• [Exercise objective]: Go through the listing and copy each line with the string "History".
=-=-=-=-=
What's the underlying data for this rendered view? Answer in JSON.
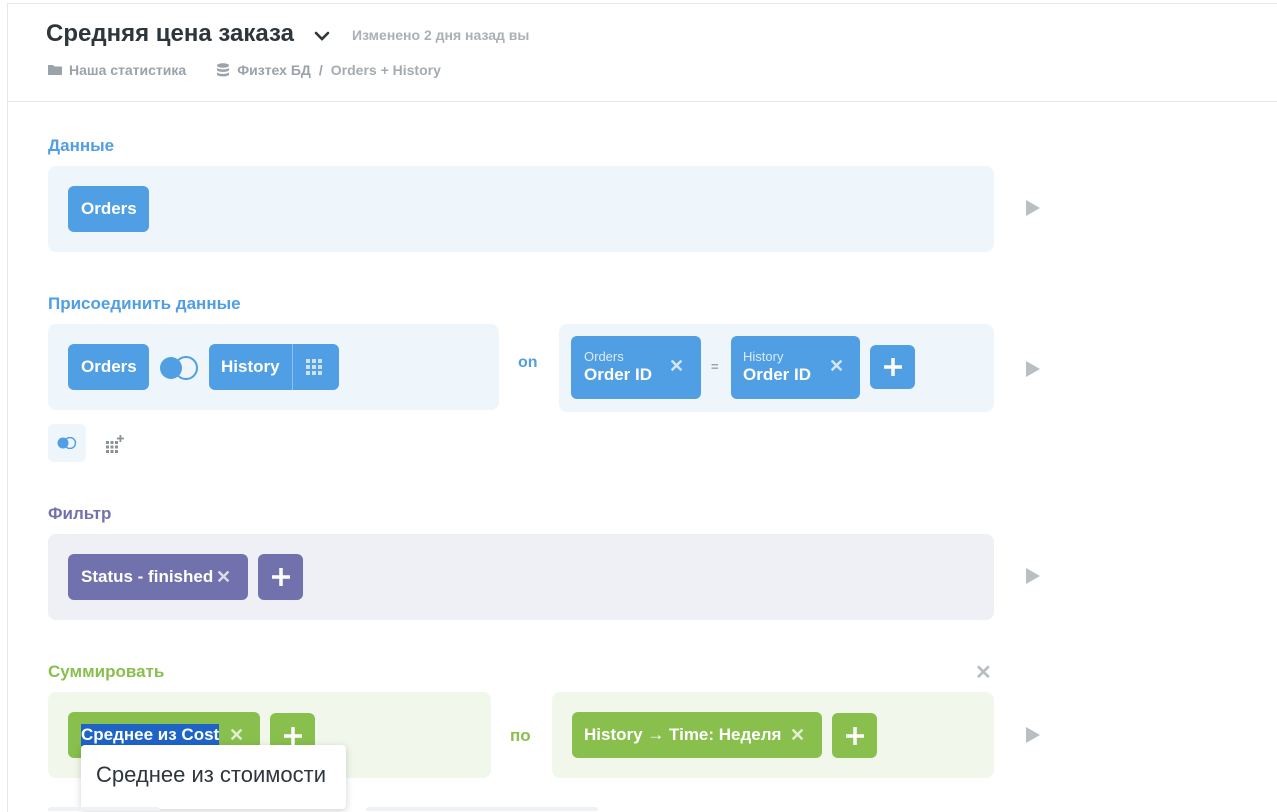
{
  "header": {
    "title": "Средняя цена заказа",
    "edited": "Изменено 2 дня назад вы",
    "breadcrumb": {
      "collection": "Наша статистика",
      "database": "Физтех БД",
      "separator": "/",
      "table": "Orders + History"
    }
  },
  "data_section": {
    "label": "Данные",
    "table": "Orders"
  },
  "join_section": {
    "label": "Присоединить данные",
    "left_table": "Orders",
    "right_table": "History",
    "on_label": "on",
    "left_key_table": "Orders",
    "left_key_field": "Order ID",
    "equals": "=",
    "right_key_table": "History",
    "right_key_field": "Order ID"
  },
  "filter_section": {
    "label": "Фильтр",
    "filter": "Status - finished"
  },
  "summarize_section": {
    "label": "Суммировать",
    "metric": "Среднее из Cost",
    "by_label": "по",
    "breakout": "History → Time: Неделя",
    "tooltip": "Среднее из стоимости"
  },
  "colors": {
    "data": "#509ee3",
    "filter": "#7172ad",
    "summarize": "#88bf4d",
    "play": "#b9bec4"
  }
}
=-=-=-=-=
• [Result for this task]:
      "table": "Orders + History"
    "right_table": "History",
    "right_key_table": "History",
    "breakout": "History → Time: Неделя",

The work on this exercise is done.